* Begin Record excerpts *

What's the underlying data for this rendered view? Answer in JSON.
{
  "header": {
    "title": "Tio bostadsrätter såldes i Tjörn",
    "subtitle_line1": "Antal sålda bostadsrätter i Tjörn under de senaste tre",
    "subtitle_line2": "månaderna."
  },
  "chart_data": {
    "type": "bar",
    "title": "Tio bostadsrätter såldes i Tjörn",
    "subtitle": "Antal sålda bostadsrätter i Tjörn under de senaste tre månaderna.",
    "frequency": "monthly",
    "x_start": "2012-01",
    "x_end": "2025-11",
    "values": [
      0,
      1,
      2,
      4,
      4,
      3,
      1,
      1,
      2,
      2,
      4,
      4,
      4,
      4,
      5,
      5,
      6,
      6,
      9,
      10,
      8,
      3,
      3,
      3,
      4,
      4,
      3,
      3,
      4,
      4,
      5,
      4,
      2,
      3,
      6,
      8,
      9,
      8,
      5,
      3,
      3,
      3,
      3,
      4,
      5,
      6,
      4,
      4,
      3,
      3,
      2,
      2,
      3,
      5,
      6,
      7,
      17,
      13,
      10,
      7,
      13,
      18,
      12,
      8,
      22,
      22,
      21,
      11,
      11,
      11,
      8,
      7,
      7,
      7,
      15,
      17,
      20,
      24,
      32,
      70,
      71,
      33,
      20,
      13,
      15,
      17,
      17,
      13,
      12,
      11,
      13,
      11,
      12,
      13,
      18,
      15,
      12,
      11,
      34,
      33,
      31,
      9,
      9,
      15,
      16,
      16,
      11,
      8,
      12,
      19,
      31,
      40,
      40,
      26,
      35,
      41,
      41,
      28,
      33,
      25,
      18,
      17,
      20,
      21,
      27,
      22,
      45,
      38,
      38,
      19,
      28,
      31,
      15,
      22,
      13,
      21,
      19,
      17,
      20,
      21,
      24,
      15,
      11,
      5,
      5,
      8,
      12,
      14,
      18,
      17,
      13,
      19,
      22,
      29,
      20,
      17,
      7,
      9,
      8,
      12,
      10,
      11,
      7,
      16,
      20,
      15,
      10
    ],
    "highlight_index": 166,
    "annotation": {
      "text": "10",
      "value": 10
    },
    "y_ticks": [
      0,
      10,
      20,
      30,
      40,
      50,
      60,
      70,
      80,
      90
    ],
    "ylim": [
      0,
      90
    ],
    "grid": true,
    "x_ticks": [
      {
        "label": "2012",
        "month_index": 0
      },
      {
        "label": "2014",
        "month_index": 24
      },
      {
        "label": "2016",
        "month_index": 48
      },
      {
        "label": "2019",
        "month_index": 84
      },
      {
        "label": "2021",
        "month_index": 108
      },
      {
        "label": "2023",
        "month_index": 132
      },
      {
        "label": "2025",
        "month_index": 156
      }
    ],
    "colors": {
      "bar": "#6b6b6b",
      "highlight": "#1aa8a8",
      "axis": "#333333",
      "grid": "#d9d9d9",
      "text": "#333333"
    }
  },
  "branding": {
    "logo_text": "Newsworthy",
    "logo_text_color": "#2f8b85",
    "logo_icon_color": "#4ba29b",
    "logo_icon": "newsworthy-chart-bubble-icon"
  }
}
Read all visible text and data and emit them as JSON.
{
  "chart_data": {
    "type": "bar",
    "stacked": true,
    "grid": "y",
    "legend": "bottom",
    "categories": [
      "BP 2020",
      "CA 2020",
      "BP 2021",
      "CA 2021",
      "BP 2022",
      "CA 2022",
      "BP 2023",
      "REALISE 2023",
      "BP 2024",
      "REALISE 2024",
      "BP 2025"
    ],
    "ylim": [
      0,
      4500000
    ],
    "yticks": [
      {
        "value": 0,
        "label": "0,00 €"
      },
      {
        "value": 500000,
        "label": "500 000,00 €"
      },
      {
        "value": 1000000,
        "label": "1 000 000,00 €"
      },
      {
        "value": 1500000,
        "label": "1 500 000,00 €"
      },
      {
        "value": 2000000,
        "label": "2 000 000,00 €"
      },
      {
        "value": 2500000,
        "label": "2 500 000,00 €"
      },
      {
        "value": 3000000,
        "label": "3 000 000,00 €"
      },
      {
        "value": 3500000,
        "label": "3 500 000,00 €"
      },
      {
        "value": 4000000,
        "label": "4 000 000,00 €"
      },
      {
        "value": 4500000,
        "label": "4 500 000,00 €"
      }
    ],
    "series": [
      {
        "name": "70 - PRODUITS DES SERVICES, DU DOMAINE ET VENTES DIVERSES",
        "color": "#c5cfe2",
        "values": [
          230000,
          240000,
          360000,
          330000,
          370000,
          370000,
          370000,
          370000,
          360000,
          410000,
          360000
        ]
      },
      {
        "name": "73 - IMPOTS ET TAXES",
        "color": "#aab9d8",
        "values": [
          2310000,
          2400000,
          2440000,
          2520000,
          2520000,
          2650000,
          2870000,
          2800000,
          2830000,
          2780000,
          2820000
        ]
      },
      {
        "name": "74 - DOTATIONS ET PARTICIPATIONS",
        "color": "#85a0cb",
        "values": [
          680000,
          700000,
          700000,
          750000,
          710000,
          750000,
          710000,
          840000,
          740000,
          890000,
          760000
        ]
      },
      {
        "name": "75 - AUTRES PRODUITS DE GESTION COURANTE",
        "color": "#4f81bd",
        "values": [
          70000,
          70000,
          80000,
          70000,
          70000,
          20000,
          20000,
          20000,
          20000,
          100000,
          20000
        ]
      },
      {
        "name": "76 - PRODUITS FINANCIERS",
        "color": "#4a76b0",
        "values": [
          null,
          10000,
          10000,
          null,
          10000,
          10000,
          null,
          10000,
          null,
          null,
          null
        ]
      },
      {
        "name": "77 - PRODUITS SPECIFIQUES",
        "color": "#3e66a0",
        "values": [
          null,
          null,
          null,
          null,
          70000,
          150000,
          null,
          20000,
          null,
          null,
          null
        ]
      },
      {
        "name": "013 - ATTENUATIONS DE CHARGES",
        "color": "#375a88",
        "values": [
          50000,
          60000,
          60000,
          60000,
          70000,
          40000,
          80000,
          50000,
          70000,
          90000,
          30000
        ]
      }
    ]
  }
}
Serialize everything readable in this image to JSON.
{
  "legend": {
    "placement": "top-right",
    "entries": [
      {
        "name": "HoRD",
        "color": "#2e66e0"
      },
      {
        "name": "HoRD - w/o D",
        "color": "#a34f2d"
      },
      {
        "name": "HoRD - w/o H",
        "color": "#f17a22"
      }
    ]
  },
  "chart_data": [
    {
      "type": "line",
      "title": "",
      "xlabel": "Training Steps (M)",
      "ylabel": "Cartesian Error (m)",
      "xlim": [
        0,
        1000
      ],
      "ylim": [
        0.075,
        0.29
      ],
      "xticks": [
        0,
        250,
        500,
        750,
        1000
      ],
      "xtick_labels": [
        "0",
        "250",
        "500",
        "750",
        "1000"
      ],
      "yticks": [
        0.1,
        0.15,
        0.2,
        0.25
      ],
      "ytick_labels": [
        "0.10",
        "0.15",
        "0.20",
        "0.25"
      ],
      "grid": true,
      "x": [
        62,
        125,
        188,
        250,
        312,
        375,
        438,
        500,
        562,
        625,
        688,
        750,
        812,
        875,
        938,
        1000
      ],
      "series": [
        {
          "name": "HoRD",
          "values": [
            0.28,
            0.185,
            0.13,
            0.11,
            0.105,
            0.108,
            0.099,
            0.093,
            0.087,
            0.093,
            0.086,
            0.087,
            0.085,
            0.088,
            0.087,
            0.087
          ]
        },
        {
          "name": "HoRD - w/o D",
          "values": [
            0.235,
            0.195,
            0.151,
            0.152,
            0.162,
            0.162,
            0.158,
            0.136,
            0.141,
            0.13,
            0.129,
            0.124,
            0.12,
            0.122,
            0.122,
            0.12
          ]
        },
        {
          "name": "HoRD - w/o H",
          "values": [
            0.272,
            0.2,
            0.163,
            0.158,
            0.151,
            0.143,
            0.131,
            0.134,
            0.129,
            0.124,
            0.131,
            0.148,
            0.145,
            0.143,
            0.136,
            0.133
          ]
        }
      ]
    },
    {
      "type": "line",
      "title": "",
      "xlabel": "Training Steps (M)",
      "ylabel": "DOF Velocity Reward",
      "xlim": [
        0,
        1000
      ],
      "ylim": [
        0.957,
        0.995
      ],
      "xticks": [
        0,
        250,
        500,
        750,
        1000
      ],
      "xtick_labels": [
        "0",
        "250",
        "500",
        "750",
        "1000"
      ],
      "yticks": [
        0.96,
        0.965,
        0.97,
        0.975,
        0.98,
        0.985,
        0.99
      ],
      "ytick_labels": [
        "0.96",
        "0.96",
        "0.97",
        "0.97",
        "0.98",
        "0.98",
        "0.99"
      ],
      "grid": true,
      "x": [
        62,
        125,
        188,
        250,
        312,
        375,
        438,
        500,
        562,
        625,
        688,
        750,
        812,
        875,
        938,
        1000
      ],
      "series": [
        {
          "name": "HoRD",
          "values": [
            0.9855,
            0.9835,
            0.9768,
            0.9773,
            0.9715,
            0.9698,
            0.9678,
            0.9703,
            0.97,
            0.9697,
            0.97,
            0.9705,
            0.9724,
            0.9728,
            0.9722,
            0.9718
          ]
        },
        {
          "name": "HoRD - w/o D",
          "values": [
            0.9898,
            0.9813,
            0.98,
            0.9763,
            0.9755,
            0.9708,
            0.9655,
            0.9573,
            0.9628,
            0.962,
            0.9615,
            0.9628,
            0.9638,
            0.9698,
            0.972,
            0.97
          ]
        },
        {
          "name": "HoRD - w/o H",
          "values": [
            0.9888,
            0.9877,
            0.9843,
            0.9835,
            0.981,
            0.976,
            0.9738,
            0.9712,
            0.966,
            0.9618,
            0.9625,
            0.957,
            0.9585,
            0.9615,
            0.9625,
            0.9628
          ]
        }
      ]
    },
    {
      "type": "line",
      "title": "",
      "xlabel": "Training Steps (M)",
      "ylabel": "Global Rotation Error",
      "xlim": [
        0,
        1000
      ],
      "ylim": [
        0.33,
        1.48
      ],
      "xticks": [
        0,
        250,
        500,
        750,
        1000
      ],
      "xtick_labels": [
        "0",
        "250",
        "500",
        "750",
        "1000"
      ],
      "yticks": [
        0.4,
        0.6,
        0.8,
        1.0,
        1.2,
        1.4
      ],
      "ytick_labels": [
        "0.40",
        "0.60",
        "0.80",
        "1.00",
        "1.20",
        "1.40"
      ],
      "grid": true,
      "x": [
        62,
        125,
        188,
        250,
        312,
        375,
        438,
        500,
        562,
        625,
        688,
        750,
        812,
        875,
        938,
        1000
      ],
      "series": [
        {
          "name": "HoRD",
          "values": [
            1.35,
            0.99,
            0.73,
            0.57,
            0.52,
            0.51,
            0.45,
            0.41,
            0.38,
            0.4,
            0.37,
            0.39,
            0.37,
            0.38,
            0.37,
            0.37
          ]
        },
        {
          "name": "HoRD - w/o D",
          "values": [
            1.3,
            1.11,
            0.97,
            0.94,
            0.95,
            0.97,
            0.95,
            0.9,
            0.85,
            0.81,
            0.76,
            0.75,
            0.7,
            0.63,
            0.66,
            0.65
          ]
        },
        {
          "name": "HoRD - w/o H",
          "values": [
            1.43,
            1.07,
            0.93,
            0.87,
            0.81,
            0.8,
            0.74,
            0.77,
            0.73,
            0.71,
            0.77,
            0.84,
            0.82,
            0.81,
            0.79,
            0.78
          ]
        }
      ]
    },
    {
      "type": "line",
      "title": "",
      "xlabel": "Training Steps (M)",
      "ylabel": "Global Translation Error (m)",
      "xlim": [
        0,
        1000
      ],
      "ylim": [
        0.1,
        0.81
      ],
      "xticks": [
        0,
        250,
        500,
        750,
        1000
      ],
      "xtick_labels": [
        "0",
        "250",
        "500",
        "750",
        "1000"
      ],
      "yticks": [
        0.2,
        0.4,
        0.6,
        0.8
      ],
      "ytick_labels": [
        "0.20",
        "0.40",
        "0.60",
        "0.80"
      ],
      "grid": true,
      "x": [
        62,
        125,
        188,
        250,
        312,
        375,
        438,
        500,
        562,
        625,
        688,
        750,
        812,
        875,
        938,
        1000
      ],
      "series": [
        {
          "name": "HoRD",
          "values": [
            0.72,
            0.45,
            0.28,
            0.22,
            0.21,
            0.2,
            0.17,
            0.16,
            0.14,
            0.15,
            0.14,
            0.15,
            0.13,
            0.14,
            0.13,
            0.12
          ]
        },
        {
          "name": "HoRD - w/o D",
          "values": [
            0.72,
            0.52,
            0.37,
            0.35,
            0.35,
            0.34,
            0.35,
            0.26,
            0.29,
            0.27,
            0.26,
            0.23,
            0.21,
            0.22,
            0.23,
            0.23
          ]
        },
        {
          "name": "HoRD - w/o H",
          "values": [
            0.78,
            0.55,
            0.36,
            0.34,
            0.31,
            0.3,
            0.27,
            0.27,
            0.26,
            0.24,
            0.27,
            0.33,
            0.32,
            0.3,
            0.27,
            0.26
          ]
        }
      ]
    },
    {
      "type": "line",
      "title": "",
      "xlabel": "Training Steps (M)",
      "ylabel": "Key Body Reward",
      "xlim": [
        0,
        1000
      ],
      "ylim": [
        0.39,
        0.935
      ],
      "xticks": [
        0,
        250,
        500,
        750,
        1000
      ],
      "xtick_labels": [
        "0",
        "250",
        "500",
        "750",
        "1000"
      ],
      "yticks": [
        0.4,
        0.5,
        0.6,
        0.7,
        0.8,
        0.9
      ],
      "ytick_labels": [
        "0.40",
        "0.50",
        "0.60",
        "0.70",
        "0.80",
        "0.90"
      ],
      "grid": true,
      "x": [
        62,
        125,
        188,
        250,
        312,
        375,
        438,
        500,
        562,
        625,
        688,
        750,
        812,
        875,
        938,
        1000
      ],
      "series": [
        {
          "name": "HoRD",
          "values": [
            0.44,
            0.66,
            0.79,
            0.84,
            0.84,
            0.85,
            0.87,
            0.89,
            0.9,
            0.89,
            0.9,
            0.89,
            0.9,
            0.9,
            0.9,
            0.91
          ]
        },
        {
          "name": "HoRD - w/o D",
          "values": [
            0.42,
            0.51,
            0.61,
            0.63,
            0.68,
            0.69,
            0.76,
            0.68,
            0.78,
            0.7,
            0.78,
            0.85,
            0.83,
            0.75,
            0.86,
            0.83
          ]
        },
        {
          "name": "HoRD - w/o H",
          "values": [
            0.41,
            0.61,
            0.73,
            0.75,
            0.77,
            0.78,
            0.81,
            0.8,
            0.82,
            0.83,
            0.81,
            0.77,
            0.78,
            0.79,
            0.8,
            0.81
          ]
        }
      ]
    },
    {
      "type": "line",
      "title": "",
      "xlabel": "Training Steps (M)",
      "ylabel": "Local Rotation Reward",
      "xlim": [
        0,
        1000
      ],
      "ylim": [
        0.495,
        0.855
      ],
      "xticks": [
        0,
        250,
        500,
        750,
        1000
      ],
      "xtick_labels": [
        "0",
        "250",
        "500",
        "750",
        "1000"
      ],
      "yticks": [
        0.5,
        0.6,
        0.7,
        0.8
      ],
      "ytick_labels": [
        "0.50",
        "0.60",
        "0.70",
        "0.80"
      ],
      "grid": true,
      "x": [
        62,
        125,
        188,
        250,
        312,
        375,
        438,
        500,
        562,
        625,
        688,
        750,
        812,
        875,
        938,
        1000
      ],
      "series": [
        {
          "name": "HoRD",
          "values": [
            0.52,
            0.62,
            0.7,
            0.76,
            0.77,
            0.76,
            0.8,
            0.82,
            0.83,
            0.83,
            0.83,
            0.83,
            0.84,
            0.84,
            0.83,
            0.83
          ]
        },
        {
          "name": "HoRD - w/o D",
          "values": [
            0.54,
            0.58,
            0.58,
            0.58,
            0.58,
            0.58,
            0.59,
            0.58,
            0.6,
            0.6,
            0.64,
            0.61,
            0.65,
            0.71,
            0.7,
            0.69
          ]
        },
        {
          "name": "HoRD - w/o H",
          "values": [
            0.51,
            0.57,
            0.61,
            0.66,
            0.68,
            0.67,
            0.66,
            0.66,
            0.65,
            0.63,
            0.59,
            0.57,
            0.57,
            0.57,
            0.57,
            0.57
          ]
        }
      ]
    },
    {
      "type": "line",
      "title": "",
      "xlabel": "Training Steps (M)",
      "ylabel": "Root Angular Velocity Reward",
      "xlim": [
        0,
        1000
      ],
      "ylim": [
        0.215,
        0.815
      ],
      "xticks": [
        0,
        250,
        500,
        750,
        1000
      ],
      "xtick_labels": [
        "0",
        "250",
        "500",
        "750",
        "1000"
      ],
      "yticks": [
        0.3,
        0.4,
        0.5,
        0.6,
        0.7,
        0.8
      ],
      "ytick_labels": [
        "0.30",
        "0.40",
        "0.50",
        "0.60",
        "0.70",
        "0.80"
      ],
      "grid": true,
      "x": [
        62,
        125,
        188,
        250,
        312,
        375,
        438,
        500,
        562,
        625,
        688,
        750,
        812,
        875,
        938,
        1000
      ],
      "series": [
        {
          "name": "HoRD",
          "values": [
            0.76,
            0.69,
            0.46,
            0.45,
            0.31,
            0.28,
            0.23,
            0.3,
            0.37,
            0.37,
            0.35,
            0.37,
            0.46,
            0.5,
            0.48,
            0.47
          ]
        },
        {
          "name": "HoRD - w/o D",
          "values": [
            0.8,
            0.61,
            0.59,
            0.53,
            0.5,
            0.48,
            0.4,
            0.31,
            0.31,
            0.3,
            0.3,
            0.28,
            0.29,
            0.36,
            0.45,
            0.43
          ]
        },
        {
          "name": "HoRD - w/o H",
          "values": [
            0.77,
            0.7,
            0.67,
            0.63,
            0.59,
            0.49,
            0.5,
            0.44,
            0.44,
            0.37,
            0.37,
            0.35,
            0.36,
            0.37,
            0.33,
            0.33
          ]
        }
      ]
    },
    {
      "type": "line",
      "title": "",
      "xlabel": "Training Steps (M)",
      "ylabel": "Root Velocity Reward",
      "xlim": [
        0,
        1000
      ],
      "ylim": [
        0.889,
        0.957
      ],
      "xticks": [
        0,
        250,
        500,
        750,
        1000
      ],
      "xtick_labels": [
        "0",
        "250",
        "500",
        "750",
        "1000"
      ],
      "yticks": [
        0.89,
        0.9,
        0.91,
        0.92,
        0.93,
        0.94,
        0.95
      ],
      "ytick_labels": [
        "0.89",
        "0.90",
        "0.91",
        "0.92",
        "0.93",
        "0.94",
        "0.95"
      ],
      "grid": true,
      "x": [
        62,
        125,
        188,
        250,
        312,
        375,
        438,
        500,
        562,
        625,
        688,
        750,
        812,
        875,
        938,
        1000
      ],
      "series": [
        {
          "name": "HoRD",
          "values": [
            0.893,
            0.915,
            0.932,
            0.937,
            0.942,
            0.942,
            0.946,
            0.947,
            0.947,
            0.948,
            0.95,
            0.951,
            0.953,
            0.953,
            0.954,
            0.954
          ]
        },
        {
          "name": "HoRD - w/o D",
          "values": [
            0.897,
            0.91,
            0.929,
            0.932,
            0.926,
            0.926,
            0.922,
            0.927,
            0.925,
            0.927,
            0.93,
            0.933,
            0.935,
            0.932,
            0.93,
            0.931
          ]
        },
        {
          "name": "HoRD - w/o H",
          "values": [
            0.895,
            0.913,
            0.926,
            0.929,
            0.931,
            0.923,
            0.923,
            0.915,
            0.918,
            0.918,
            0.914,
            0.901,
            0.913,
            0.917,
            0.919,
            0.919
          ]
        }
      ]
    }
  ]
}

* End Record excerpts *

**Task:**
Copy every line above that holds the word "this".

**Correct result:**
What's the underlying data for this rendered view? Answer in JSON.
Serialize everything readable in this image to JSON.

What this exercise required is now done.